Collected data
* * * * *

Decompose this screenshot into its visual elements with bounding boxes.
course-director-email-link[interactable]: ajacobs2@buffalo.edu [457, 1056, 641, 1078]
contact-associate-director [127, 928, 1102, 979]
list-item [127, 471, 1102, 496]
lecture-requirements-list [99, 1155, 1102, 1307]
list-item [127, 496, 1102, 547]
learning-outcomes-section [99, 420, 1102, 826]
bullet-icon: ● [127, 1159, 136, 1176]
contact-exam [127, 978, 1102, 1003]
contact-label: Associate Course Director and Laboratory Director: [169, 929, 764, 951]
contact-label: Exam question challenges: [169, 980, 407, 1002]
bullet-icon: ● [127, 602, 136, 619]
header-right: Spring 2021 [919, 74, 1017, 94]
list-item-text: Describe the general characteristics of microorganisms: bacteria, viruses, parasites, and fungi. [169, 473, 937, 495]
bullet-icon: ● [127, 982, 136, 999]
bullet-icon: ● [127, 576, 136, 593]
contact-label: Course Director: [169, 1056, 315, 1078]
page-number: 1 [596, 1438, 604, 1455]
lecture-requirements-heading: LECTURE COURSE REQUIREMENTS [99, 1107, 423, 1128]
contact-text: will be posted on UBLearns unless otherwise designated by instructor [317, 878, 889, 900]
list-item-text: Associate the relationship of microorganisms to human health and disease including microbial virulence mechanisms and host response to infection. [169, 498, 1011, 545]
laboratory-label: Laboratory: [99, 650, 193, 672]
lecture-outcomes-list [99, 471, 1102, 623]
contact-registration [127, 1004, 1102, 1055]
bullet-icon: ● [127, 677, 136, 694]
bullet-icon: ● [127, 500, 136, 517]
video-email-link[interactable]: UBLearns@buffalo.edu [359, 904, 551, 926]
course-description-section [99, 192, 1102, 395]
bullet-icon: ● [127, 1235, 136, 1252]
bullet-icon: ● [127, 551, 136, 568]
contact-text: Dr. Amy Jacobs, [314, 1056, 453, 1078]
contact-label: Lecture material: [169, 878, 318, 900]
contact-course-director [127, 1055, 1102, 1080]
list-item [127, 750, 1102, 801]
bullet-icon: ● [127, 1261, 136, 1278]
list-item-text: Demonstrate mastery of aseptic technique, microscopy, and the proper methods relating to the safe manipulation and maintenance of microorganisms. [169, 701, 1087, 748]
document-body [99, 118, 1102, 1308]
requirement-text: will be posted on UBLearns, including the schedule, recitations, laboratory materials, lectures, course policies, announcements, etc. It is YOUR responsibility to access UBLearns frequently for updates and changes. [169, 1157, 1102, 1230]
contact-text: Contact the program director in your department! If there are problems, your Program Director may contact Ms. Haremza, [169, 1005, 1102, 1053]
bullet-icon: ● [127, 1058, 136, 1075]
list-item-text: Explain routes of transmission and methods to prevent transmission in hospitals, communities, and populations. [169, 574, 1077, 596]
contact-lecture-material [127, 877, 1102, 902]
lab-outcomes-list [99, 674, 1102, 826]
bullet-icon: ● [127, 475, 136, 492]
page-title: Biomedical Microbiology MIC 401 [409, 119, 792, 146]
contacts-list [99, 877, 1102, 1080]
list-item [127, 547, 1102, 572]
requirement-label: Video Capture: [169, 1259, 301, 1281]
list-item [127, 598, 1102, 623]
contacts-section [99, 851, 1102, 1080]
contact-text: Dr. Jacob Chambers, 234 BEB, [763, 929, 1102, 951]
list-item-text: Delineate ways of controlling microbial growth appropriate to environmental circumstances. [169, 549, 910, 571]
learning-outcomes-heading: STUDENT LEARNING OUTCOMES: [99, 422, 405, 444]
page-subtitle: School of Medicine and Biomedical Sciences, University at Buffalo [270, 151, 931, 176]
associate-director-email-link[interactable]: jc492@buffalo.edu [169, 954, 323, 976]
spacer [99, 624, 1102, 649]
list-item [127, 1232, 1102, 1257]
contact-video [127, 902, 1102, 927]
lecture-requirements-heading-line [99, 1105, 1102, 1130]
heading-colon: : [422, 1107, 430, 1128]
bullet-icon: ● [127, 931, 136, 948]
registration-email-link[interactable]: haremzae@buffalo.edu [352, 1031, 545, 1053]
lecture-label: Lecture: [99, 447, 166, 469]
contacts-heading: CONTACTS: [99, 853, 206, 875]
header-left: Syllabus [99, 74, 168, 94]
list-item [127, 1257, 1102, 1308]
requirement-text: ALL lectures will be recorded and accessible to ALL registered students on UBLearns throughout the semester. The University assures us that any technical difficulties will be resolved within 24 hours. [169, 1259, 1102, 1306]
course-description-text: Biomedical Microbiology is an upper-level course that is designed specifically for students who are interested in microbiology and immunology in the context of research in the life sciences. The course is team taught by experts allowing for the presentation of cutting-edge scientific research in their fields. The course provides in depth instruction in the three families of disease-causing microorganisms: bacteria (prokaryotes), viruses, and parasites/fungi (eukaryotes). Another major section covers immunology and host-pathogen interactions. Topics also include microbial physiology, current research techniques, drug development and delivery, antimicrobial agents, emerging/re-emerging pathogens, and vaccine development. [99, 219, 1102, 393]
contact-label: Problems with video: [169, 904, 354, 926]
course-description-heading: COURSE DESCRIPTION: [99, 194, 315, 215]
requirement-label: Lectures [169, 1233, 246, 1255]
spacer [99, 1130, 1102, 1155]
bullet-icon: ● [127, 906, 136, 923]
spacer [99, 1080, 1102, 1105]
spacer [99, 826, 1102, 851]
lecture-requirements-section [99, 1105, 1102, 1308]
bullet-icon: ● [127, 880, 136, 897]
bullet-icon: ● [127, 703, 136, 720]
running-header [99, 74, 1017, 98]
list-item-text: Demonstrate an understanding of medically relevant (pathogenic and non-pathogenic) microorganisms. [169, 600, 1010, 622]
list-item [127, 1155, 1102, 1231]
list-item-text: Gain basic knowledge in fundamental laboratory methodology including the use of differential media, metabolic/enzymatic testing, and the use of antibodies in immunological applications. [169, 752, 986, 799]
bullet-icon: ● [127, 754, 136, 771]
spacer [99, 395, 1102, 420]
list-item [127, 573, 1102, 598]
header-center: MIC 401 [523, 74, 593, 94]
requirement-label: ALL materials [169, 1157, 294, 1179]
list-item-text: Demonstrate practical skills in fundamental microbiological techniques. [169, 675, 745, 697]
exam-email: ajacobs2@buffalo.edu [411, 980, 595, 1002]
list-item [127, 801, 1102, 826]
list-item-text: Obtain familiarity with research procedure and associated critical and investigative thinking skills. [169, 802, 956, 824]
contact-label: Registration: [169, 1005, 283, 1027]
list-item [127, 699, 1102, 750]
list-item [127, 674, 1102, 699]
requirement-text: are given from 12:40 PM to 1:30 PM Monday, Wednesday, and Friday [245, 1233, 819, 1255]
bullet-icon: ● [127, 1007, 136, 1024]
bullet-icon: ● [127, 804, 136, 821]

* * * * *

▶ _TASK PROMPT_
Line by line, print the records above exactly as they stand.

▶ _EXERCISE RESPONSE_
Decompose this screenshot into its visual elements with bounding boxes.
course-director-email-link[interactable]: ajacobs2@buffalo.edu [457, 1056, 641, 1078]
contact-associate-director [127, 928, 1102, 979]
list-item [127, 471, 1102, 496]
lecture-requirements-list [99, 1155, 1102, 1307]
list-item [127, 496, 1102, 547]
learning-outcomes-section [99, 420, 1102, 826]
bullet-icon: ● [127, 1159, 136, 1176]
contact-exam [127, 978, 1102, 1003]
contact-label: Associate Course Director and Laboratory Director: [169, 929, 764, 951]
contact-label: Exam question challenges: [169, 980, 407, 1002]
bullet-icon: ● [127, 602, 136, 619]
header-right: Spring 2021 [919, 74, 1017, 94]
list-item-text: Describe the general characteristics of microorganisms: bacteria, viruses, parasites, and fungi. [169, 473, 937, 495]
bullet-icon: ● [127, 982, 136, 999]
bullet-icon: ● [127, 576, 136, 593]
contact-label: Course Director: [169, 1056, 315, 1078]
page-number: 1 [596, 1438, 604, 1455]
lecture-requirements-heading: LECTURE COURSE REQUIREMENTS [99, 1107, 423, 1128]
contact-text: will be posted on UBLearns unless otherwise designated by instructor [317, 878, 889, 900]
list-item-text: Associate the relationship of microorganisms to human health and disease including microbial virulence mechanisms and host response to infection. [169, 498, 1011, 545]
laboratory-label: Laboratory: [99, 650, 193, 672]
lecture-outcomes-list [99, 471, 1102, 623]
contact-registration [127, 1004, 1102, 1055]
bullet-icon: ● [127, 677, 136, 694]
bullet-icon: ● [127, 500, 136, 517]
video-email-link[interactable]: UBLearns@buffalo.edu [359, 904, 551, 926]
course-description-section [99, 192, 1102, 395]
bullet-icon: ● [127, 1235, 136, 1252]
bullet-icon: ● [127, 551, 136, 568]
contact-text: Dr. Amy Jacobs, [314, 1056, 453, 1078]
contact-label: Lecture material: [169, 878, 318, 900]
contact-course-director [127, 1055, 1102, 1080]
list-item [127, 750, 1102, 801]
bullet-icon: ● [127, 1261, 136, 1278]
list-item-text: Demonstrate mastery of aseptic technique, microscopy, and the proper methods relating to the safe manipulation and maintenance of microorganisms. [169, 701, 1087, 748]
document-body [99, 118, 1102, 1308]
requirement-text: will be posted on UBLearns, including the schedule, recitations, laboratory materials, lectures, course policies, announcements, etc. It is YOUR responsibility to access UBLearns frequently for updates and changes. [169, 1157, 1102, 1230]
contact-text: Contact the program director in your department! If there are problems, your Program Director may contact Ms. Haremza, [169, 1005, 1102, 1053]
bullet-icon: ● [127, 1058, 136, 1075]
list-item-text: Explain routes of transmission and methods to prevent transmission in hospitals, communities, and populations. [169, 574, 1077, 596]
contact-lecture-material [127, 877, 1102, 902]
lab-outcomes-list [99, 674, 1102, 826]
bullet-icon: ● [127, 475, 136, 492]
page-title: Biomedical Microbiology MIC 401 [409, 119, 792, 146]
contacts-list [99, 877, 1102, 1080]
list-item [127, 547, 1102, 572]
requirement-label: Video Capture: [169, 1259, 301, 1281]
list-item [127, 598, 1102, 623]
contacts-section [99, 851, 1102, 1080]
contact-text: Dr. Jacob Chambers, 234 BEB, [763, 929, 1102, 951]
list-item-text: Delineate ways of controlling microbial growth appropriate to environmental circumstances. [169, 549, 910, 571]
learning-outcomes-heading: STUDENT LEARNING OUTCOMES: [99, 422, 405, 444]
page-subtitle: School of Medicine and Biomedical Sciences, University at Buffalo [270, 151, 931, 176]
associate-director-email-link[interactable]: jc492@buffalo.edu [169, 954, 323, 976]
spacer [99, 624, 1102, 649]
list-item [127, 1232, 1102, 1257]
contact-video [127, 902, 1102, 927]
lecture-requirements-heading-line [99, 1105, 1102, 1130]
heading-colon: : [422, 1107, 430, 1128]
bullet-icon: ● [127, 931, 136, 948]
registration-email-link[interactable]: haremzae@buffalo.edu [352, 1031, 545, 1053]
lecture-label: Lecture: [99, 447, 166, 469]
contacts-heading: CONTACTS: [99, 853, 206, 875]
header-left: Syllabus [99, 74, 168, 94]
list-item [127, 1257, 1102, 1308]
requirement-text: ALL lectures will be recorded and accessible to ALL registered students on UBLearns throughout the semester. The University assures us that any technical difficulties will be resolved within 24 hours. [169, 1259, 1102, 1306]
course-description-text: Biomedical Microbiology is an upper-level course that is designed specifically for students who are interested in microbiology and immunology in the context of research in the life sciences. The course is team taught by experts allowing for the presentation of cutting-edge scientific research in their fields. The course provides in depth instruction in the three families of disease-causing microorganisms: bacteria (prokaryotes), viruses, and parasites/fungi (eukaryotes). Another major section covers immunology and host-pathogen interactions. Topics also include microbial physiology, current research techniques, drug development and delivery, antimicrobial agents, emerging/re-emerging pathogens, and vaccine development. [99, 219, 1102, 393]
contact-label: Problems with video: [169, 904, 354, 926]
course-description-heading: COURSE DESCRIPTION: [99, 194, 315, 215]
requirement-label: Lectures [169, 1233, 246, 1255]
spacer [99, 1130, 1102, 1155]
bullet-icon: ● [127, 906, 136, 923]
spacer [99, 1080, 1102, 1105]
spacer [99, 826, 1102, 851]
lecture-requirements-section [99, 1105, 1102, 1308]
bullet-icon: ● [127, 880, 136, 897]
bullet-icon: ● [127, 703, 136, 720]
running-header [99, 74, 1017, 98]
list-item-text: Demonstrate an understanding of medically relevant (pathogenic and non-pathogenic) microorganisms. [169, 600, 1010, 622]
list-item [127, 1155, 1102, 1231]
list-item-text: Gain basic knowledge in fundamental laboratory methodology including the use of differential media, metabolic/enzymatic testing, and the use of antibodies in immunological applications. [169, 752, 986, 799]
bullet-icon: ● [127, 754, 136, 771]
spacer [99, 395, 1102, 420]
list-item [127, 573, 1102, 598]
header-center: MIC 401 [523, 74, 593, 94]
requirement-label: ALL materials [169, 1157, 294, 1179]
list-item-text: Demonstrate practical skills in fundamental microbiological techniques. [169, 675, 745, 697]
exam-email: ajacobs2@buffalo.edu [411, 980, 595, 1002]
list-item [127, 801, 1102, 826]
list-item-text: Obtain familiarity with research procedure and associated critical and investigative thinking skills. [169, 802, 956, 824]
contact-label: Registration: [169, 1005, 283, 1027]
list-item [127, 699, 1102, 750]
list-item [127, 674, 1102, 699]
requirement-text: are given from 12:40 PM to 1:30 PM Monday, Wednesday, and Friday [245, 1233, 819, 1255]
bullet-icon: ● [127, 1007, 136, 1024]
bullet-icon: ● [127, 804, 136, 821]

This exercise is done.